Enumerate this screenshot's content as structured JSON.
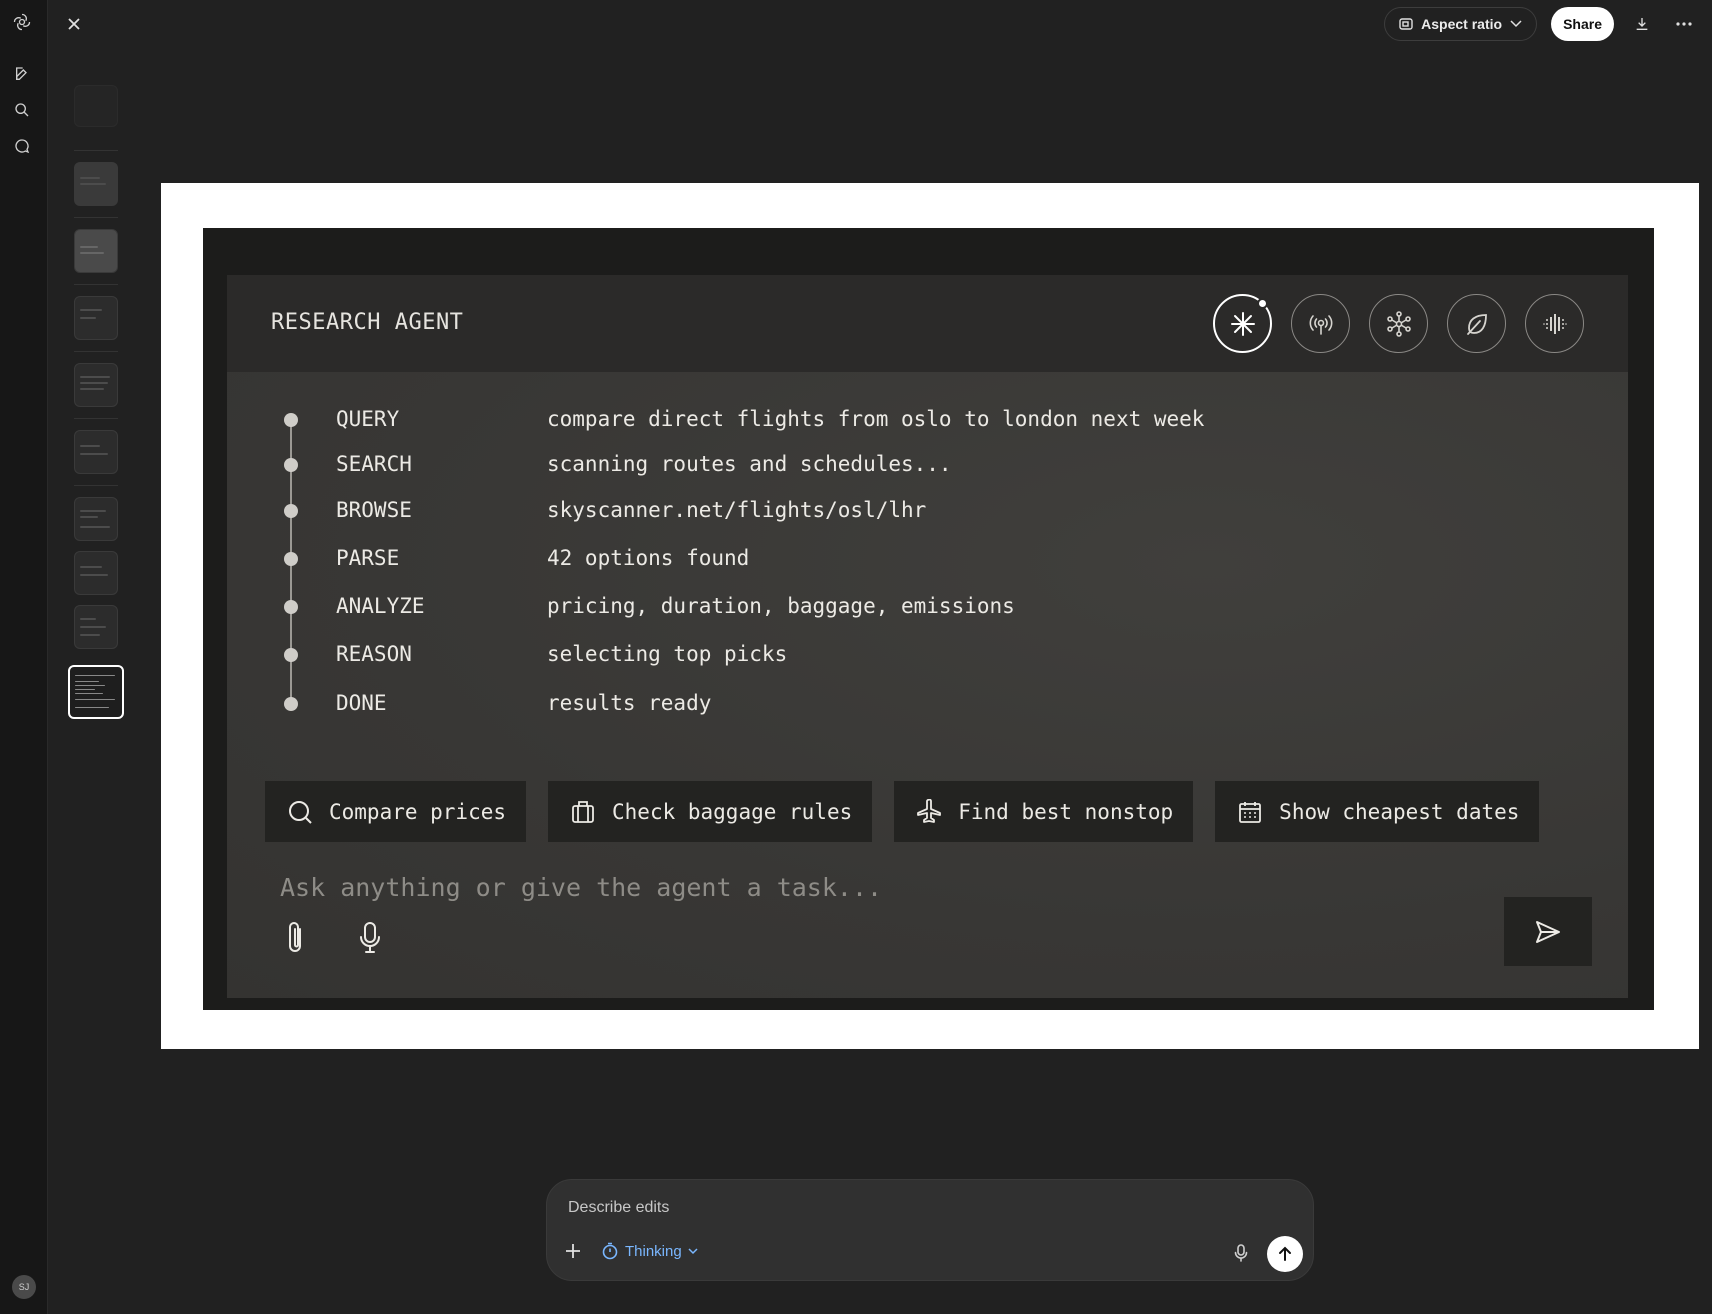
{
  "rail": {
    "logo_icon": "openai-logo-icon",
    "items": [
      "new-chat-icon",
      "search-icon",
      "chat-bubble-icon"
    ],
    "avatar_initials": "SJ"
  },
  "topbar": {
    "aspect_label": "Aspect ratio",
    "share_label": "Share"
  },
  "agent": {
    "title": "RESEARCH AGENT",
    "mode_icons": [
      "asterisk-icon",
      "broadcast-icon",
      "network-icon",
      "leaf-icon",
      "waveform-icon"
    ],
    "active_mode": "asterisk-icon",
    "steps": [
      {
        "label": "QUERY",
        "value": "compare direct flights from oslo to london next week"
      },
      {
        "label": "SEARCH",
        "value": "scanning routes and schedules..."
      },
      {
        "label": "BROWSE",
        "value": "skyscanner.net/flights/osl/lhr"
      },
      {
        "label": "PARSE",
        "value": "42 options found"
      },
      {
        "label": "ANALYZE",
        "value": "pricing, duration, baggage, emissions"
      },
      {
        "label": "REASON",
        "value": "selecting top picks"
      },
      {
        "label": "DONE",
        "value": "results ready"
      }
    ],
    "chips": [
      {
        "label": "Compare prices",
        "icon": "search-icon"
      },
      {
        "label": "Check baggage rules",
        "icon": "luggage-icon"
      },
      {
        "label": "Find best nonstop",
        "icon": "plane-icon"
      },
      {
        "label": "Show cheapest dates",
        "icon": "calendar-icon"
      }
    ],
    "input_placeholder": "Ask anything or give the agent a task..."
  },
  "composer": {
    "placeholder": "Describe edits",
    "mode_label": "Thinking"
  },
  "colors": {
    "app_bg": "#212121",
    "panel_bg": "#3a3937",
    "accent_link": "#7ab7ff"
  }
}
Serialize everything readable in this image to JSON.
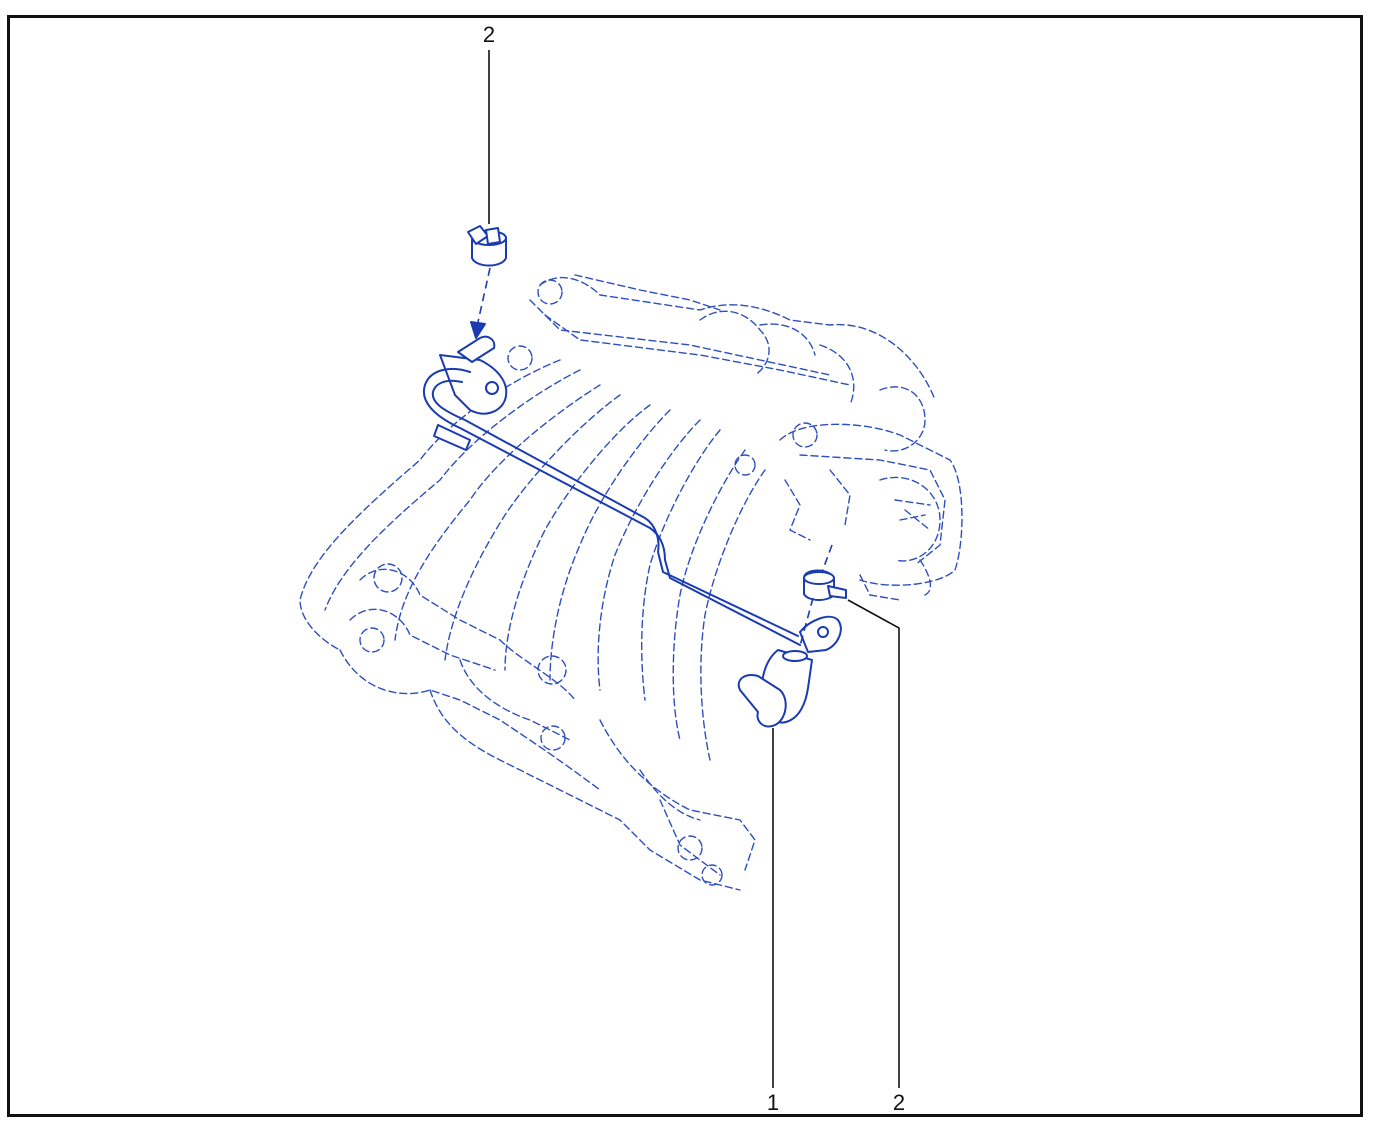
{
  "diagram": {
    "callouts": [
      {
        "label": "2"
      },
      {
        "label": "1"
      },
      {
        "label": "2"
      }
    ],
    "colors": {
      "line_art": "#1a3cb0",
      "phantom": "#2d4fbf",
      "frame": "#111111"
    }
  }
}
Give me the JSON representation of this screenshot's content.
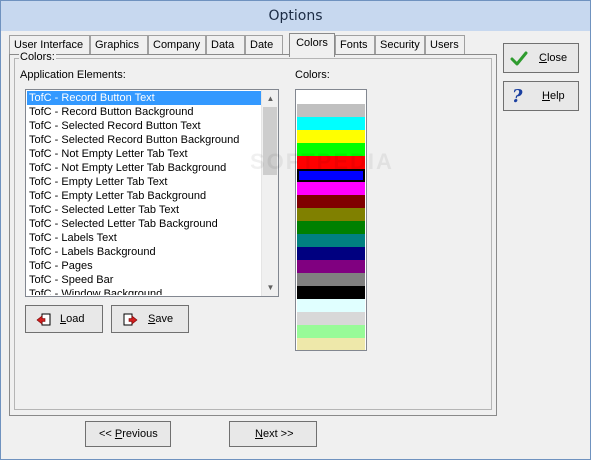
{
  "window": {
    "title": "Options"
  },
  "tabs": [
    {
      "label": "User Interface"
    },
    {
      "label": "Graphics"
    },
    {
      "label": "Company"
    },
    {
      "label": "Data"
    },
    {
      "label": "Date"
    },
    {
      "label": "Colors",
      "active": true
    },
    {
      "label": "Fonts"
    },
    {
      "label": "Security"
    },
    {
      "label": "Users"
    }
  ],
  "colors_panel": {
    "group_label": "Colors:",
    "elements_label": "Application Elements:",
    "colors_label": "Colors:",
    "elements": [
      "TofC - Record Button Text",
      "TofC - Record Button Background",
      "TofC - Selected Record Button Text",
      "TofC - Selected Record Button Background",
      "TofC - Not Empty Letter Tab Text",
      "TofC - Not Empty Letter Tab Background",
      "TofC - Empty Letter Tab Text",
      "TofC - Empty Letter Tab Background",
      "TofC - Selected Letter Tab Text",
      "TofC - Selected Letter Tab Background",
      "TofC - Labels Text",
      "TofC - Labels Background",
      "TofC - Pages",
      "TofC - Speed Bar",
      "TofC - Window Background"
    ],
    "selected_index": 0,
    "swatches": [
      "#ffffff",
      "#c0c0c0",
      "#00ffff",
      "#ffff00",
      "#00ff00",
      "#ff0000",
      "#0000ff",
      "#ff00ff",
      "#800000",
      "#808000",
      "#008000",
      "#008080",
      "#000080",
      "#800080",
      "#808080",
      "#000000",
      "#e0ffff",
      "#d8d8d8",
      "#98fb98",
      "#eee8aa"
    ],
    "outlined_swatch_index": 6,
    "load_button": {
      "label": "Load",
      "accel": "L"
    },
    "save_button": {
      "label": "Save",
      "accel": "S"
    }
  },
  "side_buttons": {
    "close": {
      "label": "Close",
      "accel": "C"
    },
    "help": {
      "label": "Help",
      "accel": "H"
    }
  },
  "nav_buttons": {
    "previous": {
      "prefix": "<< ",
      "accel": "P",
      "rest": "revious"
    },
    "next": {
      "accel": "N",
      "rest": "ext >>"
    }
  },
  "colors": {
    "accent_selection": "#3399ff",
    "close_check": "#2e9b2e",
    "help_mark": "#1a3fa0"
  }
}
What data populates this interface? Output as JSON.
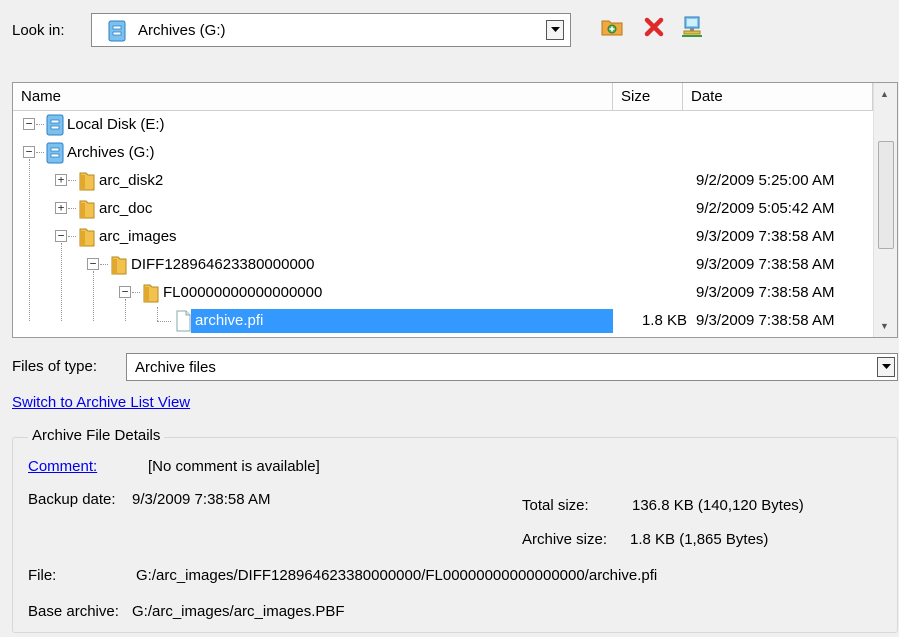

- Job
Omit any images, then output the listing exactly.

- Correct result
Enumerate this screenshot's content as structured JSON.
{
  "rail": {
    "logo_icon": "openai-logo-icon",
    "items": [
      "new-chat-icon",
      "search-icon",
      "chat-bubble-icon"
    ],
    "avatar_initials": "SJ"
  },
  "topbar": {
    "aspect_label": "Aspect ratio",
    "share_label": "Share"
  },
  "agent": {
    "title": "RESEARCH AGENT",
    "mode_icons": [
      "asterisk-icon",
      "broadcast-icon",
      "network-icon",
      "leaf-icon",
      "waveform-icon"
    ],
    "active_mode": "asterisk-icon",
    "steps": [
      {
        "label": "QUERY",
        "value": "compare direct flights from oslo to london next week"
      },
      {
        "label": "SEARCH",
        "value": "scanning routes and schedules..."
      },
      {
        "label": "BROWSE",
        "value": "skyscanner.net/flights/osl/lhr"
      },
      {
        "label": "PARSE",
        "value": "42 options found"
      },
      {
        "label": "ANALYZE",
        "value": "pricing, duration, baggage, emissions"
      },
      {
        "label": "REASON",
        "value": "selecting top picks"
      },
      {
        "label": "DONE",
        "value": "results ready"
      }
    ],
    "chips": [
      {
        "label": "Compare prices",
        "icon": "search-icon"
      },
      {
        "label": "Check baggage rules",
        "icon": "luggage-icon"
      },
      {
        "label": "Find best nonstop",
        "icon": "plane-icon"
      },
      {
        "label": "Show cheapest dates",
        "icon": "calendar-icon"
      }
    ],
    "input_placeholder": "Ask anything or give the agent a task..."
  },
  "composer": {
    "placeholder": "Describe edits",
    "mode_label": "Thinking"
  },
  "colors": {
    "app_bg": "#212121",
    "panel_bg": "#3a3937",
    "accent_link": "#7ab7ff"
  }
}
Serialize everything readable in this image to JSON.
{
  "diagram": {
    "callouts": [
      {
        "label": "2"
      },
      {
        "label": "1"
      },
      {
        "label": "2"
      }
    ],
    "colors": {
      "line_art": "#1a3cb0",
      "phantom": "#2d4fbf",
      "frame": "#111111"
    }
  }
}
Give me the JSON representation of this screenshot's content.
{
  "window": {
    "title": "Options"
  },
  "tabs": [
    {
      "label": "User Interface"
    },
    {
      "label": "Graphics"
    },
    {
      "label": "Company"
    },
    {
      "label": "Data"
    },
    {
      "label": "Date"
    },
    {
      "label": "Colors",
      "active": true
    },
    {
      "label": "Fonts"
    },
    {
      "label": "Security"
    },
    {
      "label": "Users"
    }
  ],
  "colors_panel": {
    "group_label": "Colors:",
    "elements_label": "Application Elements:",
    "colors_label": "Colors:",
    "elements": [
      "TofC - Record Button Text",
      "TofC - Record Button Background",
      "TofC - Selected Record Button Text",
      "TofC - Selected Record Button Background",
      "TofC - Not Empty Letter Tab Text",
      "TofC - Not Empty Letter Tab Background",
      "TofC - Empty Letter Tab Text",
      "TofC - Empty Letter Tab Background",
      "TofC - Selected Letter Tab Text",
      "TofC - Selected Letter Tab Background",
      "TofC - Labels Text",
      "TofC - Labels Background",
      "TofC - Pages",
      "TofC - Speed Bar",
      "TofC - Window Background"
    ],
    "selected_index": 0,
    "swatches": [
      "#ffffff",
      "#c0c0c0",
      "#00ffff",
      "#ffff00",
      "#00ff00",
      "#ff0000",
      "#0000ff",
      "#ff00ff",
      "#800000",
      "#808000",
      "#008000",
      "#008080",
      "#000080",
      "#800080",
      "#808080",
      "#000000",
      "#e0ffff",
      "#d8d8d8",
      "#98fb98",
      "#eee8aa"
    ],
    "outlined_swatch_index": 6,
    "load_button": {
      "label": "Load",
      "accel": "L"
    },
    "save_button": {
      "label": "Save",
      "accel": "S"
    }
  },
  "side_buttons": {
    "close": {
      "label": "Close",
      "accel": "C"
    },
    "help": {
      "label": "Help",
      "accel": "H"
    }
  },
  "nav_buttons": {
    "previous": {
      "prefix": "<< ",
      "accel": "P",
      "rest": "revious"
    },
    "next": {
      "accel": "N",
      "rest": "ext >>"
    }
  },
  "colors": {
    "accent_selection": "#3399ff",
    "close_check": "#2e9b2e",
    "help_mark": "#1a3fa0"
  }
}
What data populates this interface? Output as JSON.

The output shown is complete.